▶ [Task data]
=-=-=-=-=
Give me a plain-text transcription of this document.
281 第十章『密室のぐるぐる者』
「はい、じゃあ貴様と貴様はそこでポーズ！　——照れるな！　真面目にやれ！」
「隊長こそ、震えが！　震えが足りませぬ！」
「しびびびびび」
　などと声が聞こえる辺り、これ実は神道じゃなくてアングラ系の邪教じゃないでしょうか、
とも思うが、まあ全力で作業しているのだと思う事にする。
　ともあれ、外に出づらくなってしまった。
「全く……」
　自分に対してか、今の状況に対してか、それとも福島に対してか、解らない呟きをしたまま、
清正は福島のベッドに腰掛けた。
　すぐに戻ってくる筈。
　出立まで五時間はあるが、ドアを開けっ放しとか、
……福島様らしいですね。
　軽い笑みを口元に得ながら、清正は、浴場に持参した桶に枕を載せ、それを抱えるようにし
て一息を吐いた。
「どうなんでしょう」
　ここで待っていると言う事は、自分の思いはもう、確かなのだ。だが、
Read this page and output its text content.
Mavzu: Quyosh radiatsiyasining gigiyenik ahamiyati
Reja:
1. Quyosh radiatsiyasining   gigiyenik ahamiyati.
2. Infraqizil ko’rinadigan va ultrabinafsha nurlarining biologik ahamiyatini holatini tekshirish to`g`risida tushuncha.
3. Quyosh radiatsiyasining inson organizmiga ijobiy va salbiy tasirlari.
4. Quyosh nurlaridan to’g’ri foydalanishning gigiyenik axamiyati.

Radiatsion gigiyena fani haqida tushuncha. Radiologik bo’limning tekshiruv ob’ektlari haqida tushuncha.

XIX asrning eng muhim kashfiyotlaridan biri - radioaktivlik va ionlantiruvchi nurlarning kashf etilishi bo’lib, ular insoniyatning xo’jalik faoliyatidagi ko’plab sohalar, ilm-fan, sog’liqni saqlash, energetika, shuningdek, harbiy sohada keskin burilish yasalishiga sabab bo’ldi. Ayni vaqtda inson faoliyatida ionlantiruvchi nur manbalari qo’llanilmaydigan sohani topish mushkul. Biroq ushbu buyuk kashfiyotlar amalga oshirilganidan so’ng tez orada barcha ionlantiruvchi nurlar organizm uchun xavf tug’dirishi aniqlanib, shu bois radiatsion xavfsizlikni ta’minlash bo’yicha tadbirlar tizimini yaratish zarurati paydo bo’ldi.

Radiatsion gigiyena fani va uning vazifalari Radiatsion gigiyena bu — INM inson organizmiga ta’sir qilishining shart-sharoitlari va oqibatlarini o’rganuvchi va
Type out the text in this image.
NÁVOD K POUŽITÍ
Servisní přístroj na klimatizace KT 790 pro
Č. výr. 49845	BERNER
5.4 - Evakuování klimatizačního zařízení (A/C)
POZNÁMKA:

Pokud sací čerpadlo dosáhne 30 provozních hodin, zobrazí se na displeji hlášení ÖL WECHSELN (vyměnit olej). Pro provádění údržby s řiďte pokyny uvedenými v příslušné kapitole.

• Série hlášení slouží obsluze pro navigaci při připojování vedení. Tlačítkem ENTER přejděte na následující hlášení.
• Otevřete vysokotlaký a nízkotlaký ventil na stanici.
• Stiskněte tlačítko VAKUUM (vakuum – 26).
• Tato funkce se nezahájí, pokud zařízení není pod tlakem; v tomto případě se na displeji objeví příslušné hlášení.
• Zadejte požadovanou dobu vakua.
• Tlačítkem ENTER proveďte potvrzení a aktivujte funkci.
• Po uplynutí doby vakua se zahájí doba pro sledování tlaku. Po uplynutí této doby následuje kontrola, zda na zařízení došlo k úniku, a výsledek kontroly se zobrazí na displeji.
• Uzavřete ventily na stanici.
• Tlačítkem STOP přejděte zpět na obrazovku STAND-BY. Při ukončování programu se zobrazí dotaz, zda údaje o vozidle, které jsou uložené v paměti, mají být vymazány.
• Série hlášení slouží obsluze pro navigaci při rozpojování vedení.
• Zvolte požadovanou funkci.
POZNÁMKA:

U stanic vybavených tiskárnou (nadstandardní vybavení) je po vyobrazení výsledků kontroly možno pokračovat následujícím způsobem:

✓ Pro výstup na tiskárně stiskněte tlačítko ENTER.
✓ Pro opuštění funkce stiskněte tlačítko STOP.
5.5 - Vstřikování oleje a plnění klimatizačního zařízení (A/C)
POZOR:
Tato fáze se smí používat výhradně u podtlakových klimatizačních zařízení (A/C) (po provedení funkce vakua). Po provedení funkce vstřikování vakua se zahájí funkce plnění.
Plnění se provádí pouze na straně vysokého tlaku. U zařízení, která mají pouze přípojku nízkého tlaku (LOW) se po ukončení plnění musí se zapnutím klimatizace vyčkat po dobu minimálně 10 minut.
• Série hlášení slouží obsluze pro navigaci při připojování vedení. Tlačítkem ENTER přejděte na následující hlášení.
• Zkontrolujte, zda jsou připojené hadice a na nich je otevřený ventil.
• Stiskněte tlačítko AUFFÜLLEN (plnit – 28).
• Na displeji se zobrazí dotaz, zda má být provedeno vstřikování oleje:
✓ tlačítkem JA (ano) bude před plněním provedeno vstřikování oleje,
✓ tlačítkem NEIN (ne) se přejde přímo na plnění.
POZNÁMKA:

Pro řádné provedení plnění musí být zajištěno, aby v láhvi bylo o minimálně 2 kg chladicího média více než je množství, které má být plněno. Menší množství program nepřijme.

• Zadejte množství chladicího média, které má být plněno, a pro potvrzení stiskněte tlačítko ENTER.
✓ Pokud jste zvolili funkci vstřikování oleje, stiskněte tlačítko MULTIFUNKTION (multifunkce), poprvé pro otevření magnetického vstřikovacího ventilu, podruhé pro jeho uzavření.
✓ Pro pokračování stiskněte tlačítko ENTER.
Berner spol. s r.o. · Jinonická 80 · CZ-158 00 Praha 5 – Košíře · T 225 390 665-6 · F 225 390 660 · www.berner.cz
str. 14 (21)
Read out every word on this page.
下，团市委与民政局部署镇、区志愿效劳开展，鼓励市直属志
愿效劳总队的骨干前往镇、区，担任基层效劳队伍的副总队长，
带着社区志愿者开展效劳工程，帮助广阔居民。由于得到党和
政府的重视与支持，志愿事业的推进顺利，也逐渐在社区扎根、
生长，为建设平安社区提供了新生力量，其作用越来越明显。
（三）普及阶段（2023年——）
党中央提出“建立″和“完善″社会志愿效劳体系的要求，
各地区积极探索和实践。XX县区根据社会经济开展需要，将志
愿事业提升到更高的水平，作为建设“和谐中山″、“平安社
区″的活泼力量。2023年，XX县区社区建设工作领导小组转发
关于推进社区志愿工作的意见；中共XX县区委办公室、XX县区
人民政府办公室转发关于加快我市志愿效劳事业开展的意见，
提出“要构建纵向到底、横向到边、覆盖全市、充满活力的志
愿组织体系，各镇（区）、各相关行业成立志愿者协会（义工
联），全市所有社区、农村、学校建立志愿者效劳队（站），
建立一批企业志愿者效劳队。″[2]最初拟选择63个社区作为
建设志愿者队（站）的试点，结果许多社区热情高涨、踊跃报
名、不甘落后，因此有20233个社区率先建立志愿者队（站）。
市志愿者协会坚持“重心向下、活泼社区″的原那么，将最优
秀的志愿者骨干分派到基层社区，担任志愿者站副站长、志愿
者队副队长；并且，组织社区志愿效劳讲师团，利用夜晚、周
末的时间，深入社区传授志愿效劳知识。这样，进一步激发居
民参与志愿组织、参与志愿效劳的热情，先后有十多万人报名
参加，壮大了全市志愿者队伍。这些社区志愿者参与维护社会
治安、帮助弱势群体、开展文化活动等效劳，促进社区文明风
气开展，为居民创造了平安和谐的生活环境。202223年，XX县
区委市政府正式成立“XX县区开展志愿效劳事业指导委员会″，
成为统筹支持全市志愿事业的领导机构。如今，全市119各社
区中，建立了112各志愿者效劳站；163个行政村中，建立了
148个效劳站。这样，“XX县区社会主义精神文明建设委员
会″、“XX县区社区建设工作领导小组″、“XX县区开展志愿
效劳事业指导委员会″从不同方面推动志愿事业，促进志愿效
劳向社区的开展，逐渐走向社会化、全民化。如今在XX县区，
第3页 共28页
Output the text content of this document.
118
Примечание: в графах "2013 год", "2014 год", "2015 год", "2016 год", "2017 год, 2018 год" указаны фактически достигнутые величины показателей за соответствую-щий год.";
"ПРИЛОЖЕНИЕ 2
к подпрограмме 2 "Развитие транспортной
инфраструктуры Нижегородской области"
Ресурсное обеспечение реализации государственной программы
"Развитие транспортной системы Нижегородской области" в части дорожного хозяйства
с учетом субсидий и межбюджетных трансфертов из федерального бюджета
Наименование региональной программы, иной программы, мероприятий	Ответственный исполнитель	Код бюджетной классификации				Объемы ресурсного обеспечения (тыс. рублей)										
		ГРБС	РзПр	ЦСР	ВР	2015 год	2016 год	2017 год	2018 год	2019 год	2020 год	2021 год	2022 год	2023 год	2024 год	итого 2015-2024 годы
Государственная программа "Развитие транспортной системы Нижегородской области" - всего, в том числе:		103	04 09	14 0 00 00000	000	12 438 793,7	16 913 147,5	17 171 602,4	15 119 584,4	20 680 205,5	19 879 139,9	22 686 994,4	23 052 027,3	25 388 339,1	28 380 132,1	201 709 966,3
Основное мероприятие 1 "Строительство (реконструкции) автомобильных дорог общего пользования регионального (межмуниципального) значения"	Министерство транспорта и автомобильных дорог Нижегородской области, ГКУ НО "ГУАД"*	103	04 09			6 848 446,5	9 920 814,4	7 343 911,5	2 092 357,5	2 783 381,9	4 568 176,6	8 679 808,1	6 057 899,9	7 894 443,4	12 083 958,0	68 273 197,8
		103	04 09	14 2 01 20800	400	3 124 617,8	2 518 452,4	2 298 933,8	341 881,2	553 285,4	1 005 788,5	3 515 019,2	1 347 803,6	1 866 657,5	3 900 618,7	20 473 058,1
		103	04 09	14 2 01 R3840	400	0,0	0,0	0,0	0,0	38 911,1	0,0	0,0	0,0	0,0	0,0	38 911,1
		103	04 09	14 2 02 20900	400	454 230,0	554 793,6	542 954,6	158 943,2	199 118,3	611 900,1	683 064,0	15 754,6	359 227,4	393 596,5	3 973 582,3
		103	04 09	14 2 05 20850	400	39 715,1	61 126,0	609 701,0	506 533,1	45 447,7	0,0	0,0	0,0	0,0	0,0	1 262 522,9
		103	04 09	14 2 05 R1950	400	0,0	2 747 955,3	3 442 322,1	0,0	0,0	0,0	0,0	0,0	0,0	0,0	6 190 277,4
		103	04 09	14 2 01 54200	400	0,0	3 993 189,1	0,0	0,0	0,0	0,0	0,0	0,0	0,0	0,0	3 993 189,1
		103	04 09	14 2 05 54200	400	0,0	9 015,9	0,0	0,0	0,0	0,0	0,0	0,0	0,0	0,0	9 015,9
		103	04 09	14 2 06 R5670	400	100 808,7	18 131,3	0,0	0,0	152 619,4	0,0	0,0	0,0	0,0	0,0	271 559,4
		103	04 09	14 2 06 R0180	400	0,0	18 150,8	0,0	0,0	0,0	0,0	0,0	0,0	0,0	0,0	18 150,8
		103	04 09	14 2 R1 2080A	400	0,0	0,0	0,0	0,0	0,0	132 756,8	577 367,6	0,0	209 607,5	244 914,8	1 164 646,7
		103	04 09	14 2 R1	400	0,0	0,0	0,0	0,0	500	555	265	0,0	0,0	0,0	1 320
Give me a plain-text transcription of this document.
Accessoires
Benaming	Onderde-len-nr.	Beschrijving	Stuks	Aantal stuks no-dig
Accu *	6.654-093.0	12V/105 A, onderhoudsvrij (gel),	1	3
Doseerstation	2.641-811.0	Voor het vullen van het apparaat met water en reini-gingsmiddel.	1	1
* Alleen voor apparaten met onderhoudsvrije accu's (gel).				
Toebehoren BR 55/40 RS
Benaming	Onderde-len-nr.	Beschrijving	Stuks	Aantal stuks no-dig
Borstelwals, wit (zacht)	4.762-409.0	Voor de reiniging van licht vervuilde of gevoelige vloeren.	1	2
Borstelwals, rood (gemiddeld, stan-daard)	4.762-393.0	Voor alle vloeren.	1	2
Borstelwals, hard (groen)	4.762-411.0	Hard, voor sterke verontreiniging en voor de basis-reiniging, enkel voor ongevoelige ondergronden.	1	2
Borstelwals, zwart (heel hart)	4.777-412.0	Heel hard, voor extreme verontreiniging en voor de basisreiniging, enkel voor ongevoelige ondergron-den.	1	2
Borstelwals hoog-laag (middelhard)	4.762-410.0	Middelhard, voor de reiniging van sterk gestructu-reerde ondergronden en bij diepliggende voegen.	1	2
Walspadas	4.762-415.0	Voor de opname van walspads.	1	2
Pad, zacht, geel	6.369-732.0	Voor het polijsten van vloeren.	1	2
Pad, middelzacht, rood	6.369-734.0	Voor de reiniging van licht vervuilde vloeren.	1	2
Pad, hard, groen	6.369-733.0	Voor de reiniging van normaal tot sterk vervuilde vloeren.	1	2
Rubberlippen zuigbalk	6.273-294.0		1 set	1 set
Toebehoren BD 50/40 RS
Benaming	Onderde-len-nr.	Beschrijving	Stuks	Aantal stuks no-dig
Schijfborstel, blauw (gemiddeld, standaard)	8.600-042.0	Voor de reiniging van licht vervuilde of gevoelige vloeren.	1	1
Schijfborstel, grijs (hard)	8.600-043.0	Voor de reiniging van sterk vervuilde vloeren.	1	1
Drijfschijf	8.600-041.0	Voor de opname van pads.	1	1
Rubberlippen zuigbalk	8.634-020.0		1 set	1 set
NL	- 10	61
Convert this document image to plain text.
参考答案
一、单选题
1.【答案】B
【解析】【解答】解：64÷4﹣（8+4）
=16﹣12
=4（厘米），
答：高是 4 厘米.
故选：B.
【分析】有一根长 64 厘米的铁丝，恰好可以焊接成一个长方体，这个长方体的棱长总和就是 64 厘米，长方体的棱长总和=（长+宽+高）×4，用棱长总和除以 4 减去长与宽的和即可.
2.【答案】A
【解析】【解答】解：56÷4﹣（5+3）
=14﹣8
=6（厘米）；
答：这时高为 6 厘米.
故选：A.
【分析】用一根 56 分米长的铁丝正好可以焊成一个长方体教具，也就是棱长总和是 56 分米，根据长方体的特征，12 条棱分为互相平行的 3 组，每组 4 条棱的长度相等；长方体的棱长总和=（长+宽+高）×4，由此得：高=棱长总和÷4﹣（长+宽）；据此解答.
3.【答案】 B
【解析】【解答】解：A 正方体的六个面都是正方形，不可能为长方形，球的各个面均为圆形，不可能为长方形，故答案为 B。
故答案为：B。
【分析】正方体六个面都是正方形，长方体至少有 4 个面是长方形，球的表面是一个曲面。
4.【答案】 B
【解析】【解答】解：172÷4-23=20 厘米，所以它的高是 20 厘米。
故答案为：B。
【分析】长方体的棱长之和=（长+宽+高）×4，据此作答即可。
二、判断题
=-=-=-=-=
▶ [What to work on] State the number of lines in the data that include the string "Tato", and add nothing else.

▶ [Answer below] 2